§ Your objective:
Select and copy out every line in the records containing "Bakspejl".

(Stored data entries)
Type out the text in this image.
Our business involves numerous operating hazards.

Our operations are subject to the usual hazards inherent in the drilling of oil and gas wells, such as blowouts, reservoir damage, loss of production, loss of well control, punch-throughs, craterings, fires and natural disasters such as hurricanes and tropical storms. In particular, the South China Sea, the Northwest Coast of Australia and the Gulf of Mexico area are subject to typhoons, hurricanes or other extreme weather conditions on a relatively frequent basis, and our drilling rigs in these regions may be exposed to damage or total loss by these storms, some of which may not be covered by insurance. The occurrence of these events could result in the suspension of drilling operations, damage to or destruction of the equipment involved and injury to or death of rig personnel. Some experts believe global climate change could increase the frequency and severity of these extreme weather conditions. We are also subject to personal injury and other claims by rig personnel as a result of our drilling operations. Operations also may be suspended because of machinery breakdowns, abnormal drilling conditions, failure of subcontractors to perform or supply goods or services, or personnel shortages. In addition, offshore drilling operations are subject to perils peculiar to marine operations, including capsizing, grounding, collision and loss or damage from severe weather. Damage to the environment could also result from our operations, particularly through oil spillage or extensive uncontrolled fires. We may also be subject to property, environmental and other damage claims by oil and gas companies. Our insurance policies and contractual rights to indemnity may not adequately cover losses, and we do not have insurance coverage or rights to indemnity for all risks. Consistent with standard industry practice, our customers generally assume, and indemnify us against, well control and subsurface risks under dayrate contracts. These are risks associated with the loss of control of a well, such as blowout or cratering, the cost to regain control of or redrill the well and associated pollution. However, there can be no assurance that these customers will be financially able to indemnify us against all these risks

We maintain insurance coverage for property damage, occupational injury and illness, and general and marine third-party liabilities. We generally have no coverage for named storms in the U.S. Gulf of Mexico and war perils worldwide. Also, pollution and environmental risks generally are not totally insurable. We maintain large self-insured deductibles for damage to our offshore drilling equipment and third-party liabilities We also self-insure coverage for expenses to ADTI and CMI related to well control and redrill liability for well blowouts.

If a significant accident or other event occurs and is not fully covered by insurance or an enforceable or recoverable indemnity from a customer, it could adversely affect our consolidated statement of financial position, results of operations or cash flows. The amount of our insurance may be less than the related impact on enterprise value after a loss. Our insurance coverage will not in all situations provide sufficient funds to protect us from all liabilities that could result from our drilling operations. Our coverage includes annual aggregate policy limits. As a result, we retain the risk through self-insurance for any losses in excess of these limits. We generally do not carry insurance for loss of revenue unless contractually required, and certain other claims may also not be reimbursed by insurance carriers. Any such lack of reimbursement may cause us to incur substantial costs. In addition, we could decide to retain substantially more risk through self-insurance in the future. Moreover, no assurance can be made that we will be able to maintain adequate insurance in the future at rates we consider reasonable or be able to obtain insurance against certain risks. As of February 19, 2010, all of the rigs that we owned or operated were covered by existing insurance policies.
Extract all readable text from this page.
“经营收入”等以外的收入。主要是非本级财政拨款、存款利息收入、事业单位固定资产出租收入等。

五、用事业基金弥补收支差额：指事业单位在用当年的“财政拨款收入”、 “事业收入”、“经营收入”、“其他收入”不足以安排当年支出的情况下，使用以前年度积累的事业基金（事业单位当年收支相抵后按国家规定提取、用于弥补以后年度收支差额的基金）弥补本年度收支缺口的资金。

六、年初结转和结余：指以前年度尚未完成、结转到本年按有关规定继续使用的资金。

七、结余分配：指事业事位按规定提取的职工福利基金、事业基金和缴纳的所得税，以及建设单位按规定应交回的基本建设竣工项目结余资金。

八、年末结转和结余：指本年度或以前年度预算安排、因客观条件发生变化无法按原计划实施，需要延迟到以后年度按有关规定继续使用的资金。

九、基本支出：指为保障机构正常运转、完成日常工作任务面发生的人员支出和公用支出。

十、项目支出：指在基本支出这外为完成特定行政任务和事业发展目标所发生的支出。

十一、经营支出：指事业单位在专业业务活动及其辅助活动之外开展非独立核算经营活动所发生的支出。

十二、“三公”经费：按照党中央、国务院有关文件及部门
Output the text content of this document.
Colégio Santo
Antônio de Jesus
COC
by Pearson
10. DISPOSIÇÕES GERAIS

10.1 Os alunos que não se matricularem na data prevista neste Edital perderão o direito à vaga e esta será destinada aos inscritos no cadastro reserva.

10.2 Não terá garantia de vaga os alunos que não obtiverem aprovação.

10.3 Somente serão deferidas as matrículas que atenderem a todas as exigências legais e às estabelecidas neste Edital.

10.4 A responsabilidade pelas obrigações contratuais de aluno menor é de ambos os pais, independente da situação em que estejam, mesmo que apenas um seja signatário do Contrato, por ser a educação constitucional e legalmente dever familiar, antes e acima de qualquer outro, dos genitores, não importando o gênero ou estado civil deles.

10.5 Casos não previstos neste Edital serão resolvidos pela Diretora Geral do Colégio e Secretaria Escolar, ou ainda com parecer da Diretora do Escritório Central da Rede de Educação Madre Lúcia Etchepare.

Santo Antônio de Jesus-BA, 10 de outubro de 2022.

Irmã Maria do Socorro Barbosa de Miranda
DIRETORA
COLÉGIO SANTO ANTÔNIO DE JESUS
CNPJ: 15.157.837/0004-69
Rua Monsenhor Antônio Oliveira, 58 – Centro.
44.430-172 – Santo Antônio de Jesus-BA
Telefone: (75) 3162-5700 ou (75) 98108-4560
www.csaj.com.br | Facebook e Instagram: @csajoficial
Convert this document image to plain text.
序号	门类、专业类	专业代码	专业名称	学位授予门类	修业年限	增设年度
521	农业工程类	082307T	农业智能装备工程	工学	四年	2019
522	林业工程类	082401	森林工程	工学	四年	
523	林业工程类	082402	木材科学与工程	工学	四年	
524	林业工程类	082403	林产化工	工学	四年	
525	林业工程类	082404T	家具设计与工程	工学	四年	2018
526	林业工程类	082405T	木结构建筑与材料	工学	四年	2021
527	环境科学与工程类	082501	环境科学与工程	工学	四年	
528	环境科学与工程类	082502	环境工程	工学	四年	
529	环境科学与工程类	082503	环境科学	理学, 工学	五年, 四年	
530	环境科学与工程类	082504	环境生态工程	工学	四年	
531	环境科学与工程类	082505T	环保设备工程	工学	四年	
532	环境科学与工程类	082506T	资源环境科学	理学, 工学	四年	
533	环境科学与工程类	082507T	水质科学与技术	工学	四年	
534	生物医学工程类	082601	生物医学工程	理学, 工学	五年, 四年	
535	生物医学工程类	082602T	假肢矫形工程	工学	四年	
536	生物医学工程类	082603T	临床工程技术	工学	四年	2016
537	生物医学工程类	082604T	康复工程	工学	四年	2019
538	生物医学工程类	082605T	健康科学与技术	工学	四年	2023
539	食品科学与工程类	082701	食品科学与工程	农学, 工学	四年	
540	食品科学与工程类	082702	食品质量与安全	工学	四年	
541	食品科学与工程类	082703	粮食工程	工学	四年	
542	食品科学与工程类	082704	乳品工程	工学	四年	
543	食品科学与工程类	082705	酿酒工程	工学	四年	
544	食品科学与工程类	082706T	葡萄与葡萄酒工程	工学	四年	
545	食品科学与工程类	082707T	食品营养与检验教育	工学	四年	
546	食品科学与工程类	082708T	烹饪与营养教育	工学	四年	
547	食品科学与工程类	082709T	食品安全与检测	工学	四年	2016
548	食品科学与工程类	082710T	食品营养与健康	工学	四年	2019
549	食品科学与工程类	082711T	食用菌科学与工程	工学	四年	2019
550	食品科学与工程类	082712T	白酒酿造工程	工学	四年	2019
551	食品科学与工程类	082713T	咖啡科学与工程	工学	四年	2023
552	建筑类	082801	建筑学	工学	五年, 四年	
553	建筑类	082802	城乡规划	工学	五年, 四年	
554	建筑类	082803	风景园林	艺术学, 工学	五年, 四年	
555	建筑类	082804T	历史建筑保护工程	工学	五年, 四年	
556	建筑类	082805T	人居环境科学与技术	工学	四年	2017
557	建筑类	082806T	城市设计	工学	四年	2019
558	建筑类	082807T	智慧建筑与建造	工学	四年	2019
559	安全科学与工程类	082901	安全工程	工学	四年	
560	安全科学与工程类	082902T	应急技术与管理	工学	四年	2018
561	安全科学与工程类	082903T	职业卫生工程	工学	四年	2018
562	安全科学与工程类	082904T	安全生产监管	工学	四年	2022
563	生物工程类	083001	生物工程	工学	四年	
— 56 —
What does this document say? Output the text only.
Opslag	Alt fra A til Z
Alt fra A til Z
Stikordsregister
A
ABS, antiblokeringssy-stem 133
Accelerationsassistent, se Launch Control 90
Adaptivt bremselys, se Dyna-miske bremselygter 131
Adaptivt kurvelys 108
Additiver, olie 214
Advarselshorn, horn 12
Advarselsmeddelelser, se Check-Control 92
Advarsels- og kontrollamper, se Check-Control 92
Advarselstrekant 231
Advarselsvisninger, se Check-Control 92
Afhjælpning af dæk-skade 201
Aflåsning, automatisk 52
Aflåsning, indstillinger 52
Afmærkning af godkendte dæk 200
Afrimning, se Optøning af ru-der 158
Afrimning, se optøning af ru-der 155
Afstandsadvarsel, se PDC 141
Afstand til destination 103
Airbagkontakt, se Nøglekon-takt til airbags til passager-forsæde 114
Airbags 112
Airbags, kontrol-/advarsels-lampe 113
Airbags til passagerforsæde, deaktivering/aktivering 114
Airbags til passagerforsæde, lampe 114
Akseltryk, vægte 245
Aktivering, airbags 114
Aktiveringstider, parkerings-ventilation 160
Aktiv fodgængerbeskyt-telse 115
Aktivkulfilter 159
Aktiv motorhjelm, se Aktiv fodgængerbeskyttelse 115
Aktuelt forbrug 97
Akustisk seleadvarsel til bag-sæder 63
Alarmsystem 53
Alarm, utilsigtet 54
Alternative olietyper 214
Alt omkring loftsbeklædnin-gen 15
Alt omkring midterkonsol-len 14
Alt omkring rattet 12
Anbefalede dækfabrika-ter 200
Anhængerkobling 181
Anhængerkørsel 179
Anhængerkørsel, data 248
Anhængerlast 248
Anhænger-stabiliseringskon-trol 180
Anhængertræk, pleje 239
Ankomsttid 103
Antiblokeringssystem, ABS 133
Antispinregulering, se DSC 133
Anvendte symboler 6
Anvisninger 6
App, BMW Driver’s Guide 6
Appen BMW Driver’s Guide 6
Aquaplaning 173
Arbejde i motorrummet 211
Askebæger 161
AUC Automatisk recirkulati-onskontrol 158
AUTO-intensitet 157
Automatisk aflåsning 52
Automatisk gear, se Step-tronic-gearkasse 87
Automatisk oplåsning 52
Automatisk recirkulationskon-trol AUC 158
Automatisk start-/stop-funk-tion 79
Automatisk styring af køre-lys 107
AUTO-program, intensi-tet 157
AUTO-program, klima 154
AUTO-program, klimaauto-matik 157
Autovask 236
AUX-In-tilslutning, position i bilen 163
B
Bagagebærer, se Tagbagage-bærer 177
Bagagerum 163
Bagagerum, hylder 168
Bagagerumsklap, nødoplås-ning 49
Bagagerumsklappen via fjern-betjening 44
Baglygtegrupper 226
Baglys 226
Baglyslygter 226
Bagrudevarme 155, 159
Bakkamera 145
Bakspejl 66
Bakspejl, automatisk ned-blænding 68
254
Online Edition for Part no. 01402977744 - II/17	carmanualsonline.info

§ Answer to the task:
Bakspejl 66
Bakspejl, automatisk ned-blænding 68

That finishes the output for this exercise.